Items from a figure collection
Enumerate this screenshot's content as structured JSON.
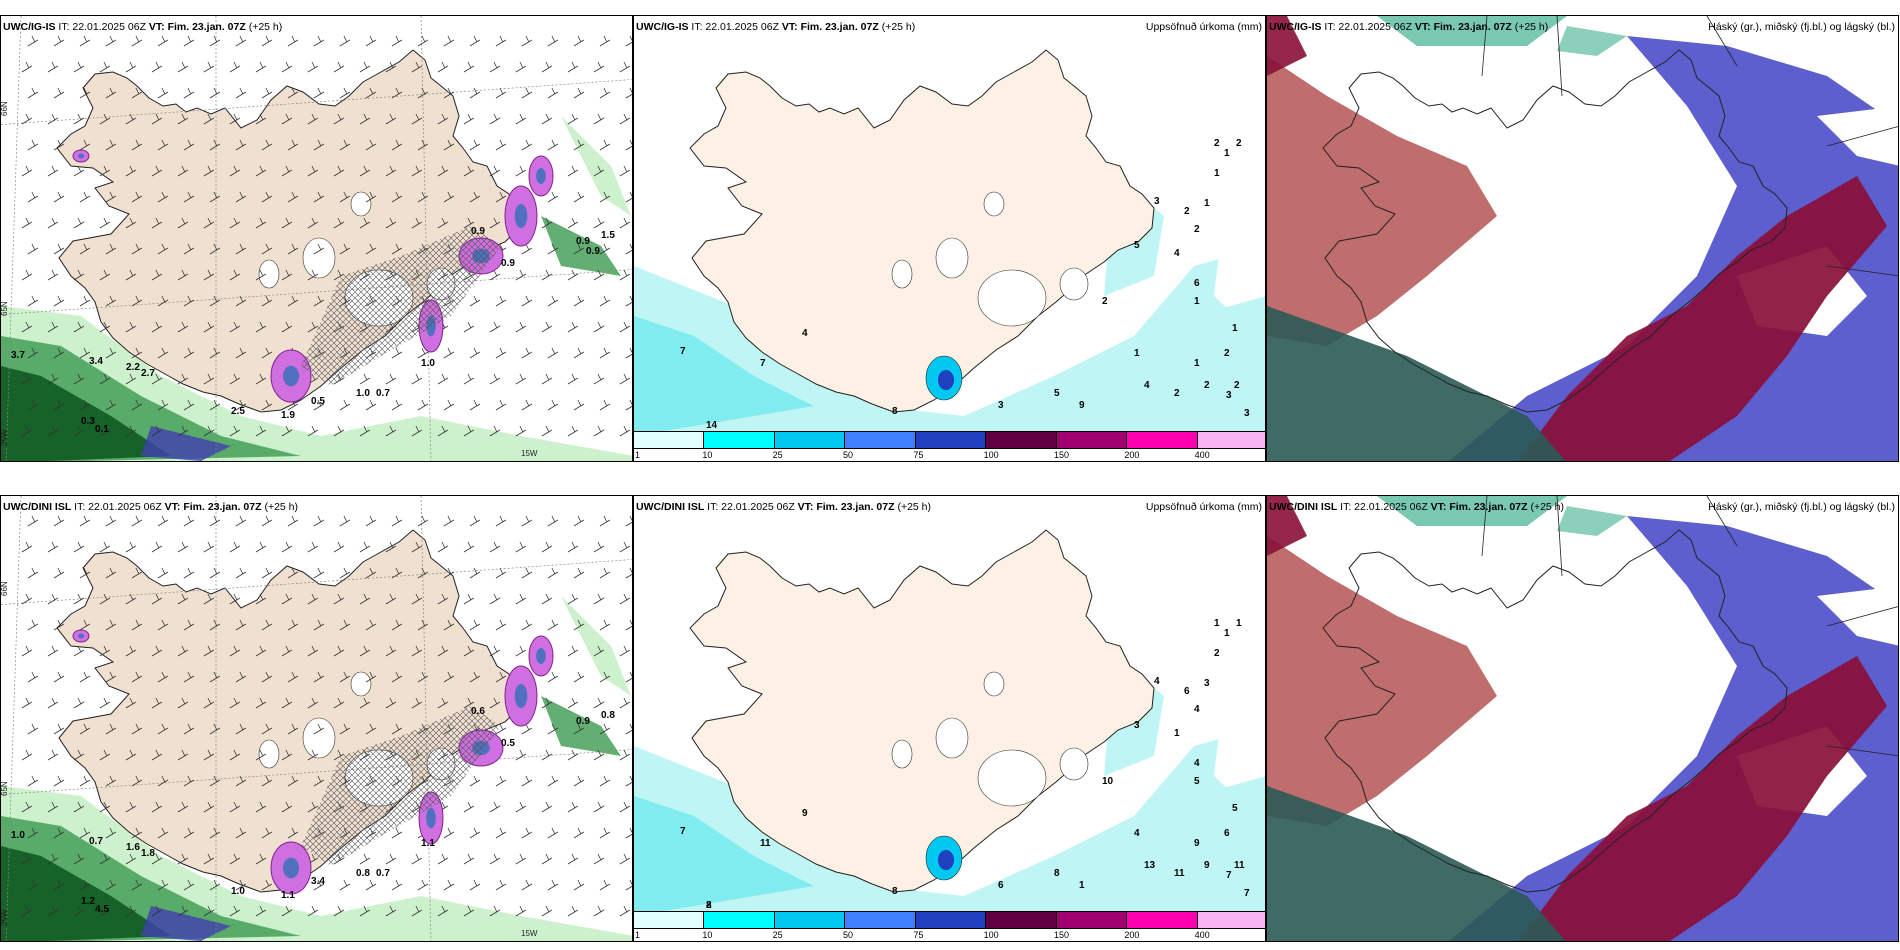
{
  "panels": [
    {
      "id": "p1",
      "model": "UWC/IG-IS",
      "it": "IT: 22.01.2025 06Z",
      "vt": "VT: Fim. 23.jan. 07Z",
      "lead": "(+25 h)",
      "title": "",
      "type": "wind"
    },
    {
      "id": "p2",
      "model": "UWC/IG-IS",
      "it": "IT: 22.01.2025 06Z",
      "vt": "VT: Fim. 23.jan. 07Z",
      "lead": "(+25 h)",
      "title": "Uppsöfnuð úrkoma (mm)",
      "type": "precip"
    },
    {
      "id": "p3",
      "model": "UWC/IG-IS",
      "it": "IT: 22.01.2025 06Z",
      "vt": "VT: Fim. 23.jan. 07Z",
      "lead": "(+25 h)",
      "title": "Háský (gr.), miðský (fj.bl.) og lágský (bl.)",
      "type": "cloud"
    },
    {
      "id": "p4",
      "model": "UWC/DINI ISL",
      "it": "IT: 22.01.2025 06Z",
      "vt": "VT: Fim. 23.jan. 07Z",
      "lead": "(+25 h)",
      "title": "",
      "type": "wind"
    },
    {
      "id": "p5",
      "model": "UWC/DINI ISL",
      "it": "IT: 22.01.2025 06Z",
      "vt": "VT: Fim. 23.jan. 07Z",
      "lead": "(+25 h)",
      "title": "Uppsöfnuð úrkoma (mm)",
      "type": "precip"
    },
    {
      "id": "p6",
      "model": "UWC/DINI ISL",
      "it": "IT: 22.01.2025 06Z",
      "vt": "VT: Fim. 23.jan. 07Z",
      "lead": "(+25 h)",
      "title": "Háský (gr.), miðský (fj.bl.) og lágský (bl.)",
      "type": "cloud"
    }
  ],
  "legend": {
    "ticks": [
      "1",
      "10",
      "25",
      "50",
      "75",
      "100",
      "150",
      "200",
      "400"
    ],
    "colors": [
      "#e0ffff",
      "#00ffff",
      "#00c8f0",
      "#4080ff",
      "#2040c0",
      "#600040",
      "#a00070",
      "#ff00b0",
      "#f7b4f0"
    ]
  },
  "coords": {
    "n66": "66N",
    "n65": "65N",
    "w25": "25W",
    "w20": "20W",
    "w15": "15W"
  },
  "wind_labels_top": [
    "3.7",
    "3.4",
    "2.7",
    "2.2",
    "0.3",
    "0.1",
    "1.9",
    "2.5",
    "0.5",
    "1.0",
    "0.7",
    "1.0",
    "0.9",
    "0.9",
    "0.9",
    "1.5",
    "0.9"
  ],
  "wind_labels_bottom": [
    "1.0",
    "0.7",
    "1.8",
    "1.6",
    "1.2",
    "4.5",
    "1.1",
    "1.0",
    "3.4",
    "1.1",
    "0.7",
    "0.8",
    "0.6",
    "0.5",
    "0.9",
    "0.8"
  ],
  "precip_labels_top": [
    "14",
    "7",
    "7",
    "4",
    "8",
    "3",
    "9",
    "5",
    "4",
    "2",
    "2",
    "2",
    "3",
    "3",
    "1",
    "2",
    "1",
    "1",
    "2",
    "1",
    "6",
    "4",
    "3",
    "5",
    "2",
    "2",
    "1",
    "1",
    "1",
    "2",
    "2"
  ],
  "precip_labels_bottom": [
    "8",
    "7",
    "11",
    "9",
    "8",
    "6",
    "1",
    "8",
    "13",
    "11",
    "9",
    "11",
    "7",
    "7",
    "4",
    "10",
    "9",
    "5",
    "6",
    "5",
    "4",
    "1",
    "4",
    "3",
    "6",
    "4",
    "3",
    "2",
    "1",
    "1",
    "1",
    "2"
  ]
}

*The problem*
Above are the records; reproduce them exactly and leave out the pictures.

*Answer to this task*
Enumerate this screenshot's content as structured JSON.
{
  "panels": [
    {
      "id": "p1",
      "model": "UWC/IG-IS",
      "it": "IT: 22.01.2025 06Z",
      "vt": "VT: Fim. 23.jan. 07Z",
      "lead": "(+25 h)",
      "title": "",
      "type": "wind"
    },
    {
      "id": "p2",
      "model": "UWC/IG-IS",
      "it": "IT: 22.01.2025 06Z",
      "vt": "VT: Fim. 23.jan. 07Z",
      "lead": "(+25 h)",
      "title": "Uppsöfnuð úrkoma (mm)",
      "type": "precip"
    },
    {
      "id": "p3",
      "model": "UWC/IG-IS",
      "it": "IT: 22.01.2025 06Z",
      "vt": "VT: Fim. 23.jan. 07Z",
      "lead": "(+25 h)",
      "title": "Háský (gr.), miðský (fj.bl.) og lágský (bl.)",
      "type": "cloud"
    },
    {
      "id": "p4",
      "model": "UWC/DINI ISL",
      "it": "IT: 22.01.2025 06Z",
      "vt": "VT: Fim. 23.jan. 07Z",
      "lead": "(+25 h)",
      "title": "",
      "type": "wind"
    },
    {
      "id": "p5",
      "model": "UWC/DINI ISL",
      "it": "IT: 22.01.2025 06Z",
      "vt": "VT: Fim. 23.jan. 07Z",
      "lead": "(+25 h)",
      "title": "Uppsöfnuð úrkoma (mm)",
      "type": "precip"
    },
    {
      "id": "p6",
      "model": "UWC/DINI ISL",
      "it": "IT: 22.01.2025 06Z",
      "vt": "VT: Fim. 23.jan. 07Z",
      "lead": "(+25 h)",
      "title": "Háský (gr.), miðský (fj.bl.) og lágský (bl.)",
      "type": "cloud"
    }
  ],
  "legend": {
    "ticks": [
      "1",
      "10",
      "25",
      "50",
      "75",
      "100",
      "150",
      "200",
      "400"
    ],
    "colors": [
      "#e0ffff",
      "#00ffff",
      "#00c8f0",
      "#4080ff",
      "#2040c0",
      "#600040",
      "#a00070",
      "#ff00b0",
      "#f7b4f0"
    ]
  },
  "coords": {
    "n66": "66N",
    "n65": "65N",
    "w25": "25W",
    "w20": "20W",
    "w15": "15W"
  },
  "wind_labels_top": [
    "3.7",
    "3.4",
    "2.7",
    "2.2",
    "0.3",
    "0.1",
    "1.9",
    "2.5",
    "0.5",
    "1.0",
    "0.7",
    "1.0",
    "0.9",
    "0.9",
    "0.9",
    "1.5",
    "0.9"
  ],
  "wind_labels_bottom": [
    "1.0",
    "0.7",
    "1.8",
    "1.6",
    "1.2",
    "4.5",
    "1.1",
    "1.0",
    "3.4",
    "1.1",
    "0.7",
    "0.8",
    "0.6",
    "0.5",
    "0.9",
    "0.8"
  ],
  "precip_labels_top": [
    "14",
    "7",
    "7",
    "4",
    "8",
    "3",
    "9",
    "5",
    "4",
    "2",
    "2",
    "2",
    "3",
    "3",
    "1",
    "2",
    "1",
    "1",
    "2",
    "1",
    "6",
    "4",
    "3",
    "5",
    "2",
    "2",
    "1",
    "1",
    "1",
    "2",
    "2"
  ],
  "precip_labels_bottom": [
    "8",
    "7",
    "11",
    "9",
    "8",
    "6",
    "1",
    "8",
    "13",
    "11",
    "9",
    "11",
    "7",
    "7",
    "4",
    "10",
    "9",
    "5",
    "6",
    "5",
    "4",
    "1",
    "4",
    "3",
    "6",
    "4",
    "3",
    "2",
    "1",
    "1",
    "1",
    "2"
  ]
}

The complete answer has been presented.